━━ GIVEN RECORDS ━━

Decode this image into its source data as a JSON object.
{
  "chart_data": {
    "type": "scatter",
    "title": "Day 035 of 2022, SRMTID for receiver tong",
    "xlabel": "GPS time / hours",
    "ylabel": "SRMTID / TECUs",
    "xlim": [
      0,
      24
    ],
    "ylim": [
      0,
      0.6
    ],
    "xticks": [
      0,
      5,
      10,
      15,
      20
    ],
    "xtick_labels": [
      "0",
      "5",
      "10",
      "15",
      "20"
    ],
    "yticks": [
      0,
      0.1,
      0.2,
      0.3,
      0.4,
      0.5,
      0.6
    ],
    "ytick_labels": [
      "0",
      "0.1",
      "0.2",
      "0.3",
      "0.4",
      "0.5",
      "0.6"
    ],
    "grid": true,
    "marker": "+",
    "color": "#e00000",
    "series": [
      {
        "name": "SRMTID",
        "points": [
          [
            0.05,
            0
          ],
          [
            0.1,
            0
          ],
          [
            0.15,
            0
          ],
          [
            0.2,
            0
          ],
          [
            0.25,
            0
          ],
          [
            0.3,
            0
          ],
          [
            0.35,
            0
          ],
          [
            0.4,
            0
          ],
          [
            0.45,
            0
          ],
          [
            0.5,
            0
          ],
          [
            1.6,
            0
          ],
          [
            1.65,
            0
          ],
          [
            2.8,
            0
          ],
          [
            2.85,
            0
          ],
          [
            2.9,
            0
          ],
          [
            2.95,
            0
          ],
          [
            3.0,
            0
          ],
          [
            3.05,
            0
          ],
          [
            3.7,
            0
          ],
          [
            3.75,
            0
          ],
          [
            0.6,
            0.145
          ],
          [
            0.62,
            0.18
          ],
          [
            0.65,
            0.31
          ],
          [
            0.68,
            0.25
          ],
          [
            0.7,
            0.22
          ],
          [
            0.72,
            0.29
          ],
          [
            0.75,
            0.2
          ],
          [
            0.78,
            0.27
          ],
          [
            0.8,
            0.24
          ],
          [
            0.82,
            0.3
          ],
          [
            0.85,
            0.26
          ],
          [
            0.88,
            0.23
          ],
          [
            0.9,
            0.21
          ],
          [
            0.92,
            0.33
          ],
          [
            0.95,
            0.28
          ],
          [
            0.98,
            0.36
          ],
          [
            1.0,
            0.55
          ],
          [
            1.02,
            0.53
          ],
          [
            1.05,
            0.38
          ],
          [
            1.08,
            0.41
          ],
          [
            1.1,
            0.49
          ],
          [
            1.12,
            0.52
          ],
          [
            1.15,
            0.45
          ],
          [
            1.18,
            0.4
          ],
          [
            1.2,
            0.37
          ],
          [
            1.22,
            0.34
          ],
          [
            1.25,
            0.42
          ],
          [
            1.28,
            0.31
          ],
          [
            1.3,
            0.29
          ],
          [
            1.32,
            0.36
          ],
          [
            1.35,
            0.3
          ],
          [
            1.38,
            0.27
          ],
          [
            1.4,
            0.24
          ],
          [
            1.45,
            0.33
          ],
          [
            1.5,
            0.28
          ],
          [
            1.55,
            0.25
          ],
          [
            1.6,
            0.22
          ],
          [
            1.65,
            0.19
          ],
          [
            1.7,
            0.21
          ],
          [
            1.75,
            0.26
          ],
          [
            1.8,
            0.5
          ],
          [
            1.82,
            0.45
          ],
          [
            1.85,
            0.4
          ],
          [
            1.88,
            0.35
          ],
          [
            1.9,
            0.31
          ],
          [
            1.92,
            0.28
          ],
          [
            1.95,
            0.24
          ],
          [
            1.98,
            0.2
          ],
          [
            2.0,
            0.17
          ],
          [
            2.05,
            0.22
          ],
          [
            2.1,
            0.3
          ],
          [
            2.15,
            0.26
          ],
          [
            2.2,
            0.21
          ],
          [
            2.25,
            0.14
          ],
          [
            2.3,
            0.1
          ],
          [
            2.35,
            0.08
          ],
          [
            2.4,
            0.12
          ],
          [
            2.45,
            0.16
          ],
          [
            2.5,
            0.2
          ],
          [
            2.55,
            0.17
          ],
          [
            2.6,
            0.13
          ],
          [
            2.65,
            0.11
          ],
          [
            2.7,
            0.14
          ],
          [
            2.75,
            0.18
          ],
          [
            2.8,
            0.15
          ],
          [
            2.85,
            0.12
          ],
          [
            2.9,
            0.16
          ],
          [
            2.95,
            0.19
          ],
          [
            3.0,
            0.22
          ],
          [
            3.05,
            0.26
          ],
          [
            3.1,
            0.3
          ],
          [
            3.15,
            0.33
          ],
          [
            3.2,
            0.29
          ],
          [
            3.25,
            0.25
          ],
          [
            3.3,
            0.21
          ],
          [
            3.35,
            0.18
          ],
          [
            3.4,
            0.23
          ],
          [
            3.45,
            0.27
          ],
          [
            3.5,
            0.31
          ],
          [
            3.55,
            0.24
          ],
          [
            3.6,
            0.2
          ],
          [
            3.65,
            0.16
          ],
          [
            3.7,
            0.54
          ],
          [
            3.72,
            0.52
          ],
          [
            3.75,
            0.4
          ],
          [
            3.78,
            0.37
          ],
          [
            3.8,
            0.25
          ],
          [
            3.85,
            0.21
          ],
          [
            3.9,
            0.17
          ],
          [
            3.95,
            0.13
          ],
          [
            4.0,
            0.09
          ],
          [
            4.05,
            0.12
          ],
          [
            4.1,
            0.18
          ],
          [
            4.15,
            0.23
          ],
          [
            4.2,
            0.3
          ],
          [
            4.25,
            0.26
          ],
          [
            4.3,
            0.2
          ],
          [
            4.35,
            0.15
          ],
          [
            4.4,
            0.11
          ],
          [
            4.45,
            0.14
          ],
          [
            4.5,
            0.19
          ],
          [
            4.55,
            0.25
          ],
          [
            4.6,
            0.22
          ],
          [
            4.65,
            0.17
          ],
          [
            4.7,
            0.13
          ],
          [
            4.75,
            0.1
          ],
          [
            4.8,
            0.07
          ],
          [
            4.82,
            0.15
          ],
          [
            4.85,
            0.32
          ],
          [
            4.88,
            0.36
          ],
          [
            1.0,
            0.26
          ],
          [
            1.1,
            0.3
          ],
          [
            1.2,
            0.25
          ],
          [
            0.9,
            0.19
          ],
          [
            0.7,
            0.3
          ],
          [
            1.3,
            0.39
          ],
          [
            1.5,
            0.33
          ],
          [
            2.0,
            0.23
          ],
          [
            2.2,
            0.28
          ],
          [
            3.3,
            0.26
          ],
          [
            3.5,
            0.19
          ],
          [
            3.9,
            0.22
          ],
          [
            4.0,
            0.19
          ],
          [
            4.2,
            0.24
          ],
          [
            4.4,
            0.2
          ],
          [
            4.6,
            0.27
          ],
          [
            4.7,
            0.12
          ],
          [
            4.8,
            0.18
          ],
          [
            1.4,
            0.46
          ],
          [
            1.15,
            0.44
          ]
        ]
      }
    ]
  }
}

━━━

## WHAT IS NEEDED
Repeat every record, exactly as written.

## RESULT
Decode this image into its source data as a JSON object.
{
  "chart_data": {
    "type": "scatter",
    "title": "Day 035 of 2022, SRMTID for receiver tong",
    "xlabel": "GPS time / hours",
    "ylabel": "SRMTID / TECUs",
    "xlim": [
      0,
      24
    ],
    "ylim": [
      0,
      0.6
    ],
    "xticks": [
      0,
      5,
      10,
      15,
      20
    ],
    "xtick_labels": [
      "0",
      "5",
      "10",
      "15",
      "20"
    ],
    "yticks": [
      0,
      0.1,
      0.2,
      0.3,
      0.4,
      0.5,
      0.6
    ],
    "ytick_labels": [
      "0",
      "0.1",
      "0.2",
      "0.3",
      "0.4",
      "0.5",
      "0.6"
    ],
    "grid": true,
    "marker": "+",
    "color": "#e00000",
    "series": [
      {
        "name": "SRMTID",
        "points": [
          [
            0.05,
            0
          ],
          [
            0.1,
            0
          ],
          [
            0.15,
            0
          ],
          [
            0.2,
            0
          ],
          [
            0.25,
            0
          ],
          [
            0.3,
            0
          ],
          [
            0.35,
            0
          ],
          [
            0.4,
            0
          ],
          [
            0.45,
            0
          ],
          [
            0.5,
            0
          ],
          [
            1.6,
            0
          ],
          [
            1.65,
            0
          ],
          [
            2.8,
            0
          ],
          [
            2.85,
            0
          ],
          [
            2.9,
            0
          ],
          [
            2.95,
            0
          ],
          [
            3.0,
            0
          ],
          [
            3.05,
            0
          ],
          [
            3.7,
            0
          ],
          [
            3.75,
            0
          ],
          [
            0.6,
            0.145
          ],
          [
            0.62,
            0.18
          ],
          [
            0.65,
            0.31
          ],
          [
            0.68,
            0.25
          ],
          [
            0.7,
            0.22
          ],
          [
            0.72,
            0.29
          ],
          [
            0.75,
            0.2
          ],
          [
            0.78,
            0.27
          ],
          [
            0.8,
            0.24
          ],
          [
            0.82,
            0.3
          ],
          [
            0.85,
            0.26
          ],
          [
            0.88,
            0.23
          ],
          [
            0.9,
            0.21
          ],
          [
            0.92,
            0.33
          ],
          [
            0.95,
            0.28
          ],
          [
            0.98,
            0.36
          ],
          [
            1.0,
            0.55
          ],
          [
            1.02,
            0.53
          ],
          [
            1.05,
            0.38
          ],
          [
            1.08,
            0.41
          ],
          [
            1.1,
            0.49
          ],
          [
            1.12,
            0.52
          ],
          [
            1.15,
            0.45
          ],
          [
            1.18,
            0.4
          ],
          [
            1.2,
            0.37
          ],
          [
            1.22,
            0.34
          ],
          [
            1.25,
            0.42
          ],
          [
            1.28,
            0.31
          ],
          [
            1.3,
            0.29
          ],
          [
            1.32,
            0.36
          ],
          [
            1.35,
            0.3
          ],
          [
            1.38,
            0.27
          ],
          [
            1.4,
            0.24
          ],
          [
            1.45,
            0.33
          ],
          [
            1.5,
            0.28
          ],
          [
            1.55,
            0.25
          ],
          [
            1.6,
            0.22
          ],
          [
            1.65,
            0.19
          ],
          [
            1.7,
            0.21
          ],
          [
            1.75,
            0.26
          ],
          [
            1.8,
            0.5
          ],
          [
            1.82,
            0.45
          ],
          [
            1.85,
            0.4
          ],
          [
            1.88,
            0.35
          ],
          [
            1.9,
            0.31
          ],
          [
            1.92,
            0.28
          ],
          [
            1.95,
            0.24
          ],
          [
            1.98,
            0.2
          ],
          [
            2.0,
            0.17
          ],
          [
            2.05,
            0.22
          ],
          [
            2.1,
            0.3
          ],
          [
            2.15,
            0.26
          ],
          [
            2.2,
            0.21
          ],
          [
            2.25,
            0.14
          ],
          [
            2.3,
            0.1
          ],
          [
            2.35,
            0.08
          ],
          [
            2.4,
            0.12
          ],
          [
            2.45,
            0.16
          ],
          [
            2.5,
            0.2
          ],
          [
            2.55,
            0.17
          ],
          [
            2.6,
            0.13
          ],
          [
            2.65,
            0.11
          ],
          [
            2.7,
            0.14
          ],
          [
            2.75,
            0.18
          ],
          [
            2.8,
            0.15
          ],
          [
            2.85,
            0.12
          ],
          [
            2.9,
            0.16
          ],
          [
            2.95,
            0.19
          ],
          [
            3.0,
            0.22
          ],
          [
            3.05,
            0.26
          ],
          [
            3.1,
            0.3
          ],
          [
            3.15,
            0.33
          ],
          [
            3.2,
            0.29
          ],
          [
            3.25,
            0.25
          ],
          [
            3.3,
            0.21
          ],
          [
            3.35,
            0.18
          ],
          [
            3.4,
            0.23
          ],
          [
            3.45,
            0.27
          ],
          [
            3.5,
            0.31
          ],
          [
            3.55,
            0.24
          ],
          [
            3.6,
            0.2
          ],
          [
            3.65,
            0.16
          ],
          [
            3.7,
            0.54
          ],
          [
            3.72,
            0.52
          ],
          [
            3.75,
            0.4
          ],
          [
            3.78,
            0.37
          ],
          [
            3.8,
            0.25
          ],
          [
            3.85,
            0.21
          ],
          [
            3.9,
            0.17
          ],
          [
            3.95,
            0.13
          ],
          [
            4.0,
            0.09
          ],
          [
            4.05,
            0.12
          ],
          [
            4.1,
            0.18
          ],
          [
            4.15,
            0.23
          ],
          [
            4.2,
            0.3
          ],
          [
            4.25,
            0.26
          ],
          [
            4.3,
            0.2
          ],
          [
            4.35,
            0.15
          ],
          [
            4.4,
            0.11
          ],
          [
            4.45,
            0.14
          ],
          [
            4.5,
            0.19
          ],
          [
            4.55,
            0.25
          ],
          [
            4.6,
            0.22
          ],
          [
            4.65,
            0.17
          ],
          [
            4.7,
            0.13
          ],
          [
            4.75,
            0.1
          ],
          [
            4.8,
            0.07
          ],
          [
            4.82,
            0.15
          ],
          [
            4.85,
            0.32
          ],
          [
            4.88,
            0.36
          ],
          [
            1.0,
            0.26
          ],
          [
            1.1,
            0.3
          ],
          [
            1.2,
            0.25
          ],
          [
            0.9,
            0.19
          ],
          [
            0.7,
            0.3
          ],
          [
            1.3,
            0.39
          ],
          [
            1.5,
            0.33
          ],
          [
            2.0,
            0.23
          ],
          [
            2.2,
            0.28
          ],
          [
            3.3,
            0.26
          ],
          [
            3.5,
            0.19
          ],
          [
            3.9,
            0.22
          ],
          [
            4.0,
            0.19
          ],
          [
            4.2,
            0.24
          ],
          [
            4.4,
            0.2
          ],
          [
            4.6,
            0.27
          ],
          [
            4.7,
            0.12
          ],
          [
            4.8,
            0.18
          ],
          [
            1.4,
            0.46
          ],
          [
            1.15,
            0.44
          ]
        ]
      }
    ]
  }
}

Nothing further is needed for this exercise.